DATASET RECORDS |
■ ■ ■

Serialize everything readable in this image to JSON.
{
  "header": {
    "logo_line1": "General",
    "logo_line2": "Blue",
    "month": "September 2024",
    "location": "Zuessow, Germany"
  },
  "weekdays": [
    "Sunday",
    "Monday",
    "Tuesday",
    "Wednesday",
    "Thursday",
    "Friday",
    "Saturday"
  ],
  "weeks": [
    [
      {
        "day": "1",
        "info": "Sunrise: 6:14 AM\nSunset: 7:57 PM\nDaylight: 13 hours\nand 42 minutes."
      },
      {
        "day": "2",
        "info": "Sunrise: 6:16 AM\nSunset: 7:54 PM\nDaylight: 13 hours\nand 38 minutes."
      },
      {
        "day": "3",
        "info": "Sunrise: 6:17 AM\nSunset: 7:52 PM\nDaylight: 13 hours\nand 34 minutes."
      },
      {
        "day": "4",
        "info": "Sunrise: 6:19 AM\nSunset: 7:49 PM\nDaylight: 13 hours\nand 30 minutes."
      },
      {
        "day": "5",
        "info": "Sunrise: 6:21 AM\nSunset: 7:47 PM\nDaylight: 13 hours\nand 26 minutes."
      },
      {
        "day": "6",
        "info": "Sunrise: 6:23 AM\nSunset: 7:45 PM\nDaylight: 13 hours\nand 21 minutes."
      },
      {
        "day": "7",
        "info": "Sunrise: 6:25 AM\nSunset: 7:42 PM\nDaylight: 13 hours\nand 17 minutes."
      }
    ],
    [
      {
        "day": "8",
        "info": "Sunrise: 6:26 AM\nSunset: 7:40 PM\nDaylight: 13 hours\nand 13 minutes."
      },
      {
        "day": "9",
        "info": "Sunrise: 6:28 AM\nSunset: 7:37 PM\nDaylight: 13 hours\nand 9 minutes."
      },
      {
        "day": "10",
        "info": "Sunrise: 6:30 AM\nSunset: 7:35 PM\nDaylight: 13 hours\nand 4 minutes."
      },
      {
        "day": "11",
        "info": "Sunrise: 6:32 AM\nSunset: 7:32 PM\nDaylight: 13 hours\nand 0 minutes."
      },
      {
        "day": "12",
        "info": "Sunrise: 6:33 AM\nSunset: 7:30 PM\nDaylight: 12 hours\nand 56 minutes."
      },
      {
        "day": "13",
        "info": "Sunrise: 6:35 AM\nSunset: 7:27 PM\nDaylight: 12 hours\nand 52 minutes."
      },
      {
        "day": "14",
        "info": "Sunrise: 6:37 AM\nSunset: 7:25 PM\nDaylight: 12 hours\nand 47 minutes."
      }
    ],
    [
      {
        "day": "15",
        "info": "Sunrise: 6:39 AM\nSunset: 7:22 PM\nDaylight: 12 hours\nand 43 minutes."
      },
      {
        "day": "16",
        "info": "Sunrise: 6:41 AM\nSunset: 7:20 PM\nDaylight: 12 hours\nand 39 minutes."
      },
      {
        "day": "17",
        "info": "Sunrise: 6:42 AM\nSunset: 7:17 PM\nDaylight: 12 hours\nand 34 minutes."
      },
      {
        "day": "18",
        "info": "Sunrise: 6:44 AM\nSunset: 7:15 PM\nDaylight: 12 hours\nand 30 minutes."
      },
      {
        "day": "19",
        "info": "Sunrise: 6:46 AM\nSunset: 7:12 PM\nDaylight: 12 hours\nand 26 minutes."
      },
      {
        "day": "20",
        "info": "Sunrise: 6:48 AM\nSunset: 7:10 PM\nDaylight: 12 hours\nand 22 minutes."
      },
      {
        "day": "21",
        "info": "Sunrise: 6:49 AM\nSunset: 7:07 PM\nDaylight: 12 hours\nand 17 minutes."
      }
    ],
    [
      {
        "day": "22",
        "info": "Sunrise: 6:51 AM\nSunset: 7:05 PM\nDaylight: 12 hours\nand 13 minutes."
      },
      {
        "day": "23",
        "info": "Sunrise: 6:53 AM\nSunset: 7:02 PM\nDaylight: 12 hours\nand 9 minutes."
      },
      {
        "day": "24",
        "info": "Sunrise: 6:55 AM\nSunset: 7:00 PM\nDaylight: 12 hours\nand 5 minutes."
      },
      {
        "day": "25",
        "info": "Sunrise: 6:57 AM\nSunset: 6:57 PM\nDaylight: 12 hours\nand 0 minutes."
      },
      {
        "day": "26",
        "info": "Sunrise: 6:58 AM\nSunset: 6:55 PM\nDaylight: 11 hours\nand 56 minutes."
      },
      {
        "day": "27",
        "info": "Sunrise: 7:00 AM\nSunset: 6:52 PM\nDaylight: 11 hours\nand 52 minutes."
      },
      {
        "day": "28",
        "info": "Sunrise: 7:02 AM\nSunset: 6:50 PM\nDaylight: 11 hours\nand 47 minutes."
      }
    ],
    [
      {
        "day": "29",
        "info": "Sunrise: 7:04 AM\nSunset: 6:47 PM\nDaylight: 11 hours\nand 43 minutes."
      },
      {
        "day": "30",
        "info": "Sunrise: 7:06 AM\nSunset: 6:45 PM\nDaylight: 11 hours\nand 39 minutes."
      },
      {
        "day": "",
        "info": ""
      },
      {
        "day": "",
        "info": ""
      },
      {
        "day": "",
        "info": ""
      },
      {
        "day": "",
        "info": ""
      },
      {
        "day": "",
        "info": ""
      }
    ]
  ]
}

■ ■ ■

EXERCISE AIM | Return what is listed above, exactly and completely.

ANSWER IN FULL |
Serialize everything readable in this image to JSON.
{
  "header": {
    "logo_line1": "General",
    "logo_line2": "Blue",
    "month": "September 2024",
    "location": "Zuessow, Germany"
  },
  "weekdays": [
    "Sunday",
    "Monday",
    "Tuesday",
    "Wednesday",
    "Thursday",
    "Friday",
    "Saturday"
  ],
  "weeks": [
    [
      {
        "day": "1",
        "info": "Sunrise: 6:14 AM\nSunset: 7:57 PM\nDaylight: 13 hours\nand 42 minutes."
      },
      {
        "day": "2",
        "info": "Sunrise: 6:16 AM\nSunset: 7:54 PM\nDaylight: 13 hours\nand 38 minutes."
      },
      {
        "day": "3",
        "info": "Sunrise: 6:17 AM\nSunset: 7:52 PM\nDaylight: 13 hours\nand 34 minutes."
      },
      {
        "day": "4",
        "info": "Sunrise: 6:19 AM\nSunset: 7:49 PM\nDaylight: 13 hours\nand 30 minutes."
      },
      {
        "day": "5",
        "info": "Sunrise: 6:21 AM\nSunset: 7:47 PM\nDaylight: 13 hours\nand 26 minutes."
      },
      {
        "day": "6",
        "info": "Sunrise: 6:23 AM\nSunset: 7:45 PM\nDaylight: 13 hours\nand 21 minutes."
      },
      {
        "day": "7",
        "info": "Sunrise: 6:25 AM\nSunset: 7:42 PM\nDaylight: 13 hours\nand 17 minutes."
      }
    ],
    [
      {
        "day": "8",
        "info": "Sunrise: 6:26 AM\nSunset: 7:40 PM\nDaylight: 13 hours\nand 13 minutes."
      },
      {
        "day": "9",
        "info": "Sunrise: 6:28 AM\nSunset: 7:37 PM\nDaylight: 13 hours\nand 9 minutes."
      },
      {
        "day": "10",
        "info": "Sunrise: 6:30 AM\nSunset: 7:35 PM\nDaylight: 13 hours\nand 4 minutes."
      },
      {
        "day": "11",
        "info": "Sunrise: 6:32 AM\nSunset: 7:32 PM\nDaylight: 13 hours\nand 0 minutes."
      },
      {
        "day": "12",
        "info": "Sunrise: 6:33 AM\nSunset: 7:30 PM\nDaylight: 12 hours\nand 56 minutes."
      },
      {
        "day": "13",
        "info": "Sunrise: 6:35 AM\nSunset: 7:27 PM\nDaylight: 12 hours\nand 52 minutes."
      },
      {
        "day": "14",
        "info": "Sunrise: 6:37 AM\nSunset: 7:25 PM\nDaylight: 12 hours\nand 47 minutes."
      }
    ],
    [
      {
        "day": "15",
        "info": "Sunrise: 6:39 AM\nSunset: 7:22 PM\nDaylight: 12 hours\nand 43 minutes."
      },
      {
        "day": "16",
        "info": "Sunrise: 6:41 AM\nSunset: 7:20 PM\nDaylight: 12 hours\nand 39 minutes."
      },
      {
        "day": "17",
        "info": "Sunrise: 6:42 AM\nSunset: 7:17 PM\nDaylight: 12 hours\nand 34 minutes."
      },
      {
        "day": "18",
        "info": "Sunrise: 6:44 AM\nSunset: 7:15 PM\nDaylight: 12 hours\nand 30 minutes."
      },
      {
        "day": "19",
        "info": "Sunrise: 6:46 AM\nSunset: 7:12 PM\nDaylight: 12 hours\nand 26 minutes."
      },
      {
        "day": "20",
        "info": "Sunrise: 6:48 AM\nSunset: 7:10 PM\nDaylight: 12 hours\nand 22 minutes."
      },
      {
        "day": "21",
        "info": "Sunrise: 6:49 AM\nSunset: 7:07 PM\nDaylight: 12 hours\nand 17 minutes."
      }
    ],
    [
      {
        "day": "22",
        "info": "Sunrise: 6:51 AM\nSunset: 7:05 PM\nDaylight: 12 hours\nand 13 minutes."
      },
      {
        "day": "23",
        "info": "Sunrise: 6:53 AM\nSunset: 7:02 PM\nDaylight: 12 hours\nand 9 minutes."
      },
      {
        "day": "24",
        "info": "Sunrise: 6:55 AM\nSunset: 7:00 PM\nDaylight: 12 hours\nand 5 minutes."
      },
      {
        "day": "25",
        "info": "Sunrise: 6:57 AM\nSunset: 6:57 PM\nDaylight: 12 hours\nand 0 minutes."
      },
      {
        "day": "26",
        "info": "Sunrise: 6:58 AM\nSunset: 6:55 PM\nDaylight: 11 hours\nand 56 minutes."
      },
      {
        "day": "27",
        "info": "Sunrise: 7:00 AM\nSunset: 6:52 PM\nDaylight: 11 hours\nand 52 minutes."
      },
      {
        "day": "28",
        "info": "Sunrise: 7:02 AM\nSunset: 6:50 PM\nDaylight: 11 hours\nand 47 minutes."
      }
    ],
    [
      {
        "day": "29",
        "info": "Sunrise: 7:04 AM\nSunset: 6:47 PM\nDaylight: 11 hours\nand 43 minutes."
      },
      {
        "day": "30",
        "info": "Sunrise: 7:06 AM\nSunset: 6:45 PM\nDaylight: 11 hours\nand 39 minutes."
      },
      {
        "day": "",
        "info": ""
      },
      {
        "day": "",
        "info": ""
      },
      {
        "day": "",
        "info": ""
      },
      {
        "day": "",
        "info": ""
      },
      {
        "day": "",
        "info": ""
      }
    ]
  ]
}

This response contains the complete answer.